Dataset entries on figures:
════════
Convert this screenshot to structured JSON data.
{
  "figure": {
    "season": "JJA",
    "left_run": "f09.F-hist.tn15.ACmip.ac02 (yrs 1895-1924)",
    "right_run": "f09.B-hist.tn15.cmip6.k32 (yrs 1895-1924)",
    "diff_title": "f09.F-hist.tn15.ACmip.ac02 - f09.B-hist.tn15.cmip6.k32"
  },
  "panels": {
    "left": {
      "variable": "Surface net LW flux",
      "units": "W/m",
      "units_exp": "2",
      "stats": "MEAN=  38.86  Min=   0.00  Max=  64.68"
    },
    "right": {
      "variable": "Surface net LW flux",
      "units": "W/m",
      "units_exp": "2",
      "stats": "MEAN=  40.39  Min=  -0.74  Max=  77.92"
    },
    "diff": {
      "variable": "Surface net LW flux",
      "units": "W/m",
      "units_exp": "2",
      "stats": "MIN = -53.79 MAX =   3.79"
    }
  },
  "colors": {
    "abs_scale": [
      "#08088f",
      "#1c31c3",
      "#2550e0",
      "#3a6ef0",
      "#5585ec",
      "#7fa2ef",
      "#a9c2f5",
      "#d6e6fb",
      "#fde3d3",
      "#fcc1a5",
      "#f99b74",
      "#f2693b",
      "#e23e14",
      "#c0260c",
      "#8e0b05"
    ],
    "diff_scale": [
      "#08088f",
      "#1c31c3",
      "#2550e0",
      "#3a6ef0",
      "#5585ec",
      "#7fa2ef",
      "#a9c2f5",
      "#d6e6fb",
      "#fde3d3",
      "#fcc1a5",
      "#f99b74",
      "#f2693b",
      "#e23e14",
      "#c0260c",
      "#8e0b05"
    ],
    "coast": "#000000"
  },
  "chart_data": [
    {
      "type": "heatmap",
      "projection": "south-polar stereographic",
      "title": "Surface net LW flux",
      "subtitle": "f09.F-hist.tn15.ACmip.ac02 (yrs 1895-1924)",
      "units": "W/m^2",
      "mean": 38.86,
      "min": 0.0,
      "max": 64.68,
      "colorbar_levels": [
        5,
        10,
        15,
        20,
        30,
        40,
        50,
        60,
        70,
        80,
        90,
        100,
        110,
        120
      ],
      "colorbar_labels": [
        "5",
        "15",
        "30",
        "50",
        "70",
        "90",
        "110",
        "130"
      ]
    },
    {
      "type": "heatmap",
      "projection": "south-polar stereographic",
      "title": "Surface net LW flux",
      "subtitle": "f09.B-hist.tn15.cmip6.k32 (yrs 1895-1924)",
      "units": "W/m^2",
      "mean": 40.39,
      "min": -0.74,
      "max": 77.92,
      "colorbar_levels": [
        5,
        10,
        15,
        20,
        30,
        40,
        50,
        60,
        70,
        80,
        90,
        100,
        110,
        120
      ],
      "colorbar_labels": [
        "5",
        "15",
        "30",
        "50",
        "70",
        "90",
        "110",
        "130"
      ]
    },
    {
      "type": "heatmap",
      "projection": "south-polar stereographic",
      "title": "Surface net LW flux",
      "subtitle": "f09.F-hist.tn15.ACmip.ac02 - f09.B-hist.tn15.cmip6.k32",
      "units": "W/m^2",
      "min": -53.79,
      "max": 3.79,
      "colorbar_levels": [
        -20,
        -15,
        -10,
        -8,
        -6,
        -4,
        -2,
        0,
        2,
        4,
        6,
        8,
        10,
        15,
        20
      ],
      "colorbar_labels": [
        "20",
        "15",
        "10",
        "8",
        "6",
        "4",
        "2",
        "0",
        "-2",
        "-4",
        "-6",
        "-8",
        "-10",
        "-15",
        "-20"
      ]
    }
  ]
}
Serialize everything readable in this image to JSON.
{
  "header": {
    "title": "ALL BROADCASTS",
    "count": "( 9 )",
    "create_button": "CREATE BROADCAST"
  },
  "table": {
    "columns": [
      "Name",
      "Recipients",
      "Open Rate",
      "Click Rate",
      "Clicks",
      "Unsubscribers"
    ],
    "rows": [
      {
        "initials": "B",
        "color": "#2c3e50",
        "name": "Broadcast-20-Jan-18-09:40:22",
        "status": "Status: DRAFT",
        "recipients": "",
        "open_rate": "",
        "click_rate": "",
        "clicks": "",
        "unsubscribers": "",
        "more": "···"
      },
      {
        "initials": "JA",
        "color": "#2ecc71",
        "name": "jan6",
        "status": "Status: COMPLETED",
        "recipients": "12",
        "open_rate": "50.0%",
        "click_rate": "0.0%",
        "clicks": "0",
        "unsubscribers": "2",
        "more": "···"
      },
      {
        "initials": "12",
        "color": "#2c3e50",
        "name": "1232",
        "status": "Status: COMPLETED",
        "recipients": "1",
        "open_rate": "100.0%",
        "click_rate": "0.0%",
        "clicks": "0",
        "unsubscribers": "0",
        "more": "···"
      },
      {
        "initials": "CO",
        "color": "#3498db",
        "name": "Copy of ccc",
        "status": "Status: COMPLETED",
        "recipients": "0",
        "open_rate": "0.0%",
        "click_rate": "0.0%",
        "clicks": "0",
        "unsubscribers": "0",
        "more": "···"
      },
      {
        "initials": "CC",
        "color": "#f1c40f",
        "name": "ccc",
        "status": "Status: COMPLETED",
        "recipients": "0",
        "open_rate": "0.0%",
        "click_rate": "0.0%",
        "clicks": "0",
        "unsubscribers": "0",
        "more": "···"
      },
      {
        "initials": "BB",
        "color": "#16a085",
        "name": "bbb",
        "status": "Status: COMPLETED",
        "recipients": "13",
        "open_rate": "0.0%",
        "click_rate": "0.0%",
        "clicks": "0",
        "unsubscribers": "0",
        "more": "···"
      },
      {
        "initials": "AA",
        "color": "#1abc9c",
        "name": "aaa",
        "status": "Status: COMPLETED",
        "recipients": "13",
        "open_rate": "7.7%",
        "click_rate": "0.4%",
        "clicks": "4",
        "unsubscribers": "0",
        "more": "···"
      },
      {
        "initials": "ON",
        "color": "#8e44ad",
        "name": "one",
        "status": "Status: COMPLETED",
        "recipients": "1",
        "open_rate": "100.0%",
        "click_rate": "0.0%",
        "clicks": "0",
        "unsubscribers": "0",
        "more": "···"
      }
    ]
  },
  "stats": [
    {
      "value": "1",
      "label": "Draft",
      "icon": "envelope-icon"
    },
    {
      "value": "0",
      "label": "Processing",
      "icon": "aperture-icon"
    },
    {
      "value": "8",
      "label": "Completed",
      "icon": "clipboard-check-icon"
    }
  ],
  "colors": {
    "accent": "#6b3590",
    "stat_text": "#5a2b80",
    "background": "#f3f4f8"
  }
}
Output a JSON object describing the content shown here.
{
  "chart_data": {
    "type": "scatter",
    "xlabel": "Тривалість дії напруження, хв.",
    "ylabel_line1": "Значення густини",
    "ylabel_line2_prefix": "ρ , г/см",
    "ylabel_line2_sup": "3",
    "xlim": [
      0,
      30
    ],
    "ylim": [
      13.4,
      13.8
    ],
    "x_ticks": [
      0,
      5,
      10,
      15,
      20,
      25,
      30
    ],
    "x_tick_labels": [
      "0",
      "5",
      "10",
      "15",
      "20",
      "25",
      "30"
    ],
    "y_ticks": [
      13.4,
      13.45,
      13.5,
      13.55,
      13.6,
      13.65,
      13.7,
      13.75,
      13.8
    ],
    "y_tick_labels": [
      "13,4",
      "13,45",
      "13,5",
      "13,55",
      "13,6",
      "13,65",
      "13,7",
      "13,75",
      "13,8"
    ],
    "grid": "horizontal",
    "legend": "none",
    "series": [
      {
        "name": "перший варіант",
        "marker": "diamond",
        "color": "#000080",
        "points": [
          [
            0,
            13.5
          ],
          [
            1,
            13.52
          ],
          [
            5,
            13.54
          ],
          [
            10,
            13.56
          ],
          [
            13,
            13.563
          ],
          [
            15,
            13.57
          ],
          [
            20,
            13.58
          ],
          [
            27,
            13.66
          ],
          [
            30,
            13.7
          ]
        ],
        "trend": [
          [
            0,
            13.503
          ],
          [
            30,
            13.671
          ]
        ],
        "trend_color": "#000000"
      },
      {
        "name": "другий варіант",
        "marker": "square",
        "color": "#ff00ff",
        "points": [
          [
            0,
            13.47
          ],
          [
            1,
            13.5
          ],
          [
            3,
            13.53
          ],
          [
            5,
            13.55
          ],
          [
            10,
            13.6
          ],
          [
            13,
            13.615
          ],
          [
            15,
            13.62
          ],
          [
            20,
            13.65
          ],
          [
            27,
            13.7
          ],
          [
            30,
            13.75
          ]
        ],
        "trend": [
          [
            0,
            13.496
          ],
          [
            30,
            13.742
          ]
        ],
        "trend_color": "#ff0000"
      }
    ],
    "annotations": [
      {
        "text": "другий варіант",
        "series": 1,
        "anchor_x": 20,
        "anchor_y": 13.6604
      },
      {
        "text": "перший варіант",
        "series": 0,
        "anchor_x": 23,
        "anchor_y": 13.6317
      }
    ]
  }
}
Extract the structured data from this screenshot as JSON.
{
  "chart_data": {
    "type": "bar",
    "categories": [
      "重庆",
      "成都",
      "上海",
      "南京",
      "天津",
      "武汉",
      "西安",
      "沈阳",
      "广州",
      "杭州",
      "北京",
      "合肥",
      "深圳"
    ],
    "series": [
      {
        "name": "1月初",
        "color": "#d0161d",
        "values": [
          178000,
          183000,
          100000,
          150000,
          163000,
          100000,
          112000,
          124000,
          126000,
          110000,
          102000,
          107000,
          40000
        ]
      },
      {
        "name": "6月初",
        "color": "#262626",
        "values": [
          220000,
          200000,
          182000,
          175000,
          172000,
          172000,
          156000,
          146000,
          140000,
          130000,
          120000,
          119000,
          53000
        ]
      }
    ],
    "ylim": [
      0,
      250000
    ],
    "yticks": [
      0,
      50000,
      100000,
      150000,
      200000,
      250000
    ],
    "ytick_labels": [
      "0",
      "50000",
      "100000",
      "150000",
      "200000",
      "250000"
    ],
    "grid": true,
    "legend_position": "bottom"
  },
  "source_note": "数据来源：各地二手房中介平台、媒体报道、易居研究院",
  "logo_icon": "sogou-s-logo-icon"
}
════════
Stated exercise
Tell how many lines of the data above hold the string "ACmip". Give only the number.

Exercise result
4